### Fragmento
################

La biblioteca de autores nacionales “aún dormita”
Hace calor y hay polvo. Las sillas rojas están sobre las cuatro mesas de la sala y amontonadas a la espera de que alguien las use.
El sillón de Carlos A. Rolando, el fundador de esta biblioteca de autores nacionales, está arrumado en una esquina, sobre la ventanilla de atención que deja ver a la bibliotecaria entre el vidrio oscuro y una palmera de cartón, rodeada de afiches de eventos pasados. El busto del fundador mira hacia ningún lado, entre los pergaminos de la fundación del lugar.
Investigadores revisan los folios de periódicos nacionales en búsqueda de alguna historia, cubiertos con mascarillas. La bibliotecaria ordena las estanterías de libros amontonados, uno sobre otro, entre escobas y recogedores, protegidos con la advertencia pública de “no tocar por favor” con un pequeño cartel que dice “falta de codificar”.
Los registros de fundación del lugar, en desorden, así como los objetos que rememoran al fundador de la biblioteca.
Si bien esta es la biblioteca de autores nacionales, una de las pocas especializadas del centro de la ciudad, las mayores consultas son sobre el Registro Oficial.

################

### Material proporcionado
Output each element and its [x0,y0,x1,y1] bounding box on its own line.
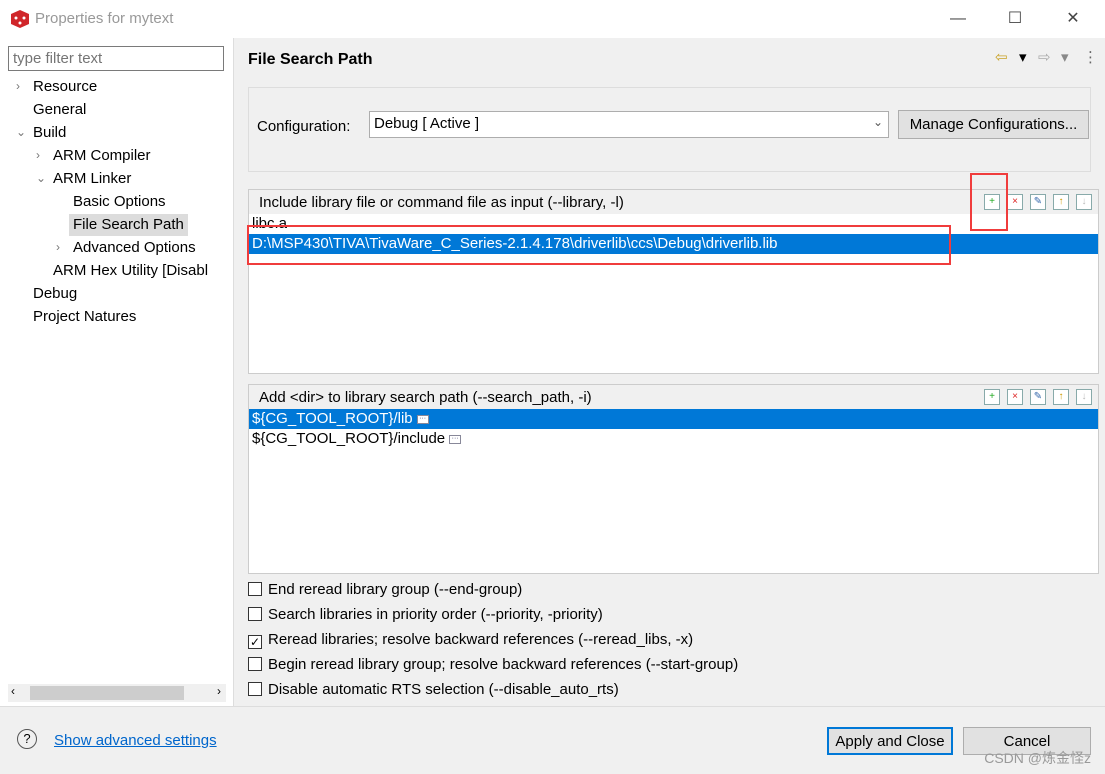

################

### Actividades
1/ Copia el fragmento sobre la biblioteca de autores nacionales desde "Investigadores revisan los" hasta "de la biblioteca.", cambiando "mascarillas" por "tapabocas".
2/ Prosigue el fragmento sobre la biblioteca de autores nacionales a partir de su última oración.

### Soluciones
1/
Investigadores revisan los folios de periódicos nacionales en búsqueda de alguna historia, cubiertos con tapabocas. La bibliotecaria ordena las estanterías de libros amontonados, uno sobre otro, entre escobas y recogedores, protegidos con la advertencia pública de “no tocar por favor” con un pequeño cartel que dice “falta de codificar”.
Los registros de fundación del lugar, en desorden, así como los objetos que rememoran al fundador de la biblioteca.

2/
Carlos A. Rolando decidió dedicarse a la colección de libros luego de que el gran incendio de Guayaquil, en 1896, entre otras cosas, acabara con grandes bibliotecas como las de Trifón Aguilar y Juan Bautista Destruge.
Según el historiador Rodolfo Pérez Pimentel, Rolando había logrado reunir, clasificar y empastar 1.346 obras, 200 tomos que contenían 3.267 folletos, 712 periódicos y revistas con 40.271 ejemplares y 3.800 hojas sueltas, todo hermosamente arreglado en un gran salón de su casa, en el centro de Guayaquil. El 24 de mayo de 1913, en una ceremonia con discursos y banda de música, inauguró de manera pública su “bibliografía nacional”, que posteriormente tuvo uno de los primeros catálogos de libros, actividad que nadie había hecho hasta ese momento.
En 1932 donó su Biblioteca a la Municipalidad. El salón que está en una pequeña puerta, a la izquierda de la primera entrada de la Biblioteca Municipal, lleva su nombre y contiene sus libros. Allí pueden encontrarse algunas joyas, pero para hacerlo hay que saber bien cómo están ingresadas en el sistema.
“¿Cuál es el apellido?”, pregunta la bibliotecaria.
Después de deletrear el nombre de Fernando Ferrándiz, el autor de crónicas cuyo libro Estampas de Guayaquil tiene su único ejemplar en dicho repositorio, la bibliotecaria no lo encuentra. Pide un código. Pero no existe.
Después de media hora da con él y dice que lo habían registrado bajo el título de 25 estampas porteñas. Lo han restaurado desde la última consulta: ahora tiene una cartulina blanca en su portada y en la primera crónica, sobre los carnavales, hay una nube de papel pegada con cinta.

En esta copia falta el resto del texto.